To be done =
Read the records and gather each line that includes "月质量检测卷".

Dataset items =
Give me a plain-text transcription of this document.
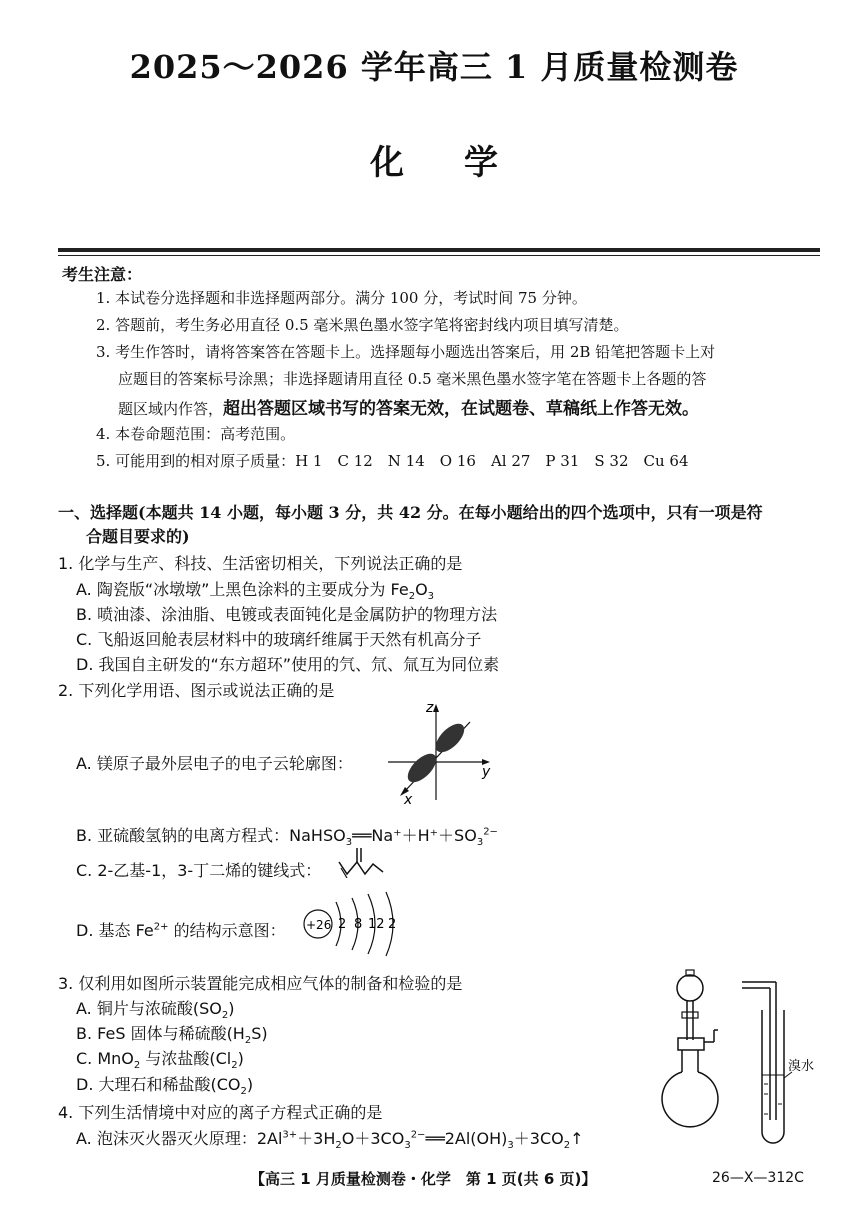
2025～2026 学年高三 1 月质量检测卷
化学
考生注意：
1. 本试卷分选择题和非选择题两部分。满分 100 分，考试时间 75 分钟。
2. 答题前，考生务必用直径 0.5 毫米黑色墨水签字笔将密封线内项目填写清楚。
3. 考生作答时，请将答案答在答题卡上。选择题每小题选出答案后，用 2B 铅笔把答题卡上对
应题目的答案标号涂黑；非选择题请用直径 0.5 毫米黑色墨水签字笔在答题卡上各题的答
题区域内作答，超出答题区域书写的答案无效，在试题卷、草稿纸上作答无效。
4. 本卷命题范围：高考范围。
5. 可能用到的相对原子质量：H 1　C 12　N 14　O 16　Al 27　P 31　S 32　Cu 64
一、选择题(本题共 14 小题，每小题 3 分，共 42 分。在每小题给出的四个选项中，只有一项是符
合题目要求的)
1. 化学与生产、科技、生活密切相关，下列说法正确的是
A. 陶瓷版“冰墩墩”上黑色涂料的主要成分为 $Fe_2O_3$
B. 喷油漆、涂油脂、电镀或表面钝化是金属防护的物理方法
C. 飞船返回舱表层材料中的玻璃纤维属于天然有机高分子
D. 我国自主研发的“东方超环”使用的氕、氘、氚互为同位素
2. 下列化学用语、图示或说法正确的是
A. 镁原子最外层电子的电子云轮廓图：
z
y
x
B. 亚硫酸氢钠的电离方程式：$NaHSO_3══Na^++H^++SO_3^{2-}$
C. 2-乙基-1，3-丁二烯的键线式：
D. 基态 $Fe^{2+}$ 的结构示意图： +26 2 8 12 2
3. 仅利用如图所示装置能完成相应气体的制备和检验的是
A. 铜片与浓硫酸$(SO_2)$
B. FeS 固体与稀硫酸$(H_2S)$
C. MnO$_2$ 与浓盐酸$(Cl_2)$
D. 大理石和稀盐酸$(CO_2)$
溴水
4. 下列生活情境中对应的离子方程式正确的是
A. 泡沫灭火器灭火原理：$2Al^{3+}+3H_2O+3CO_3^{2-}══2Al(OH)_3+3CO_2↑$
【高三 1 月质量检测卷・化学　第 1 页(共 6 页)】	26—X—312C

Response =
2025～2026 学年高三 1 月质量检测卷
【高三 1 月质量检测卷・化学　第 1 页(共 6 页)】	26—X—312C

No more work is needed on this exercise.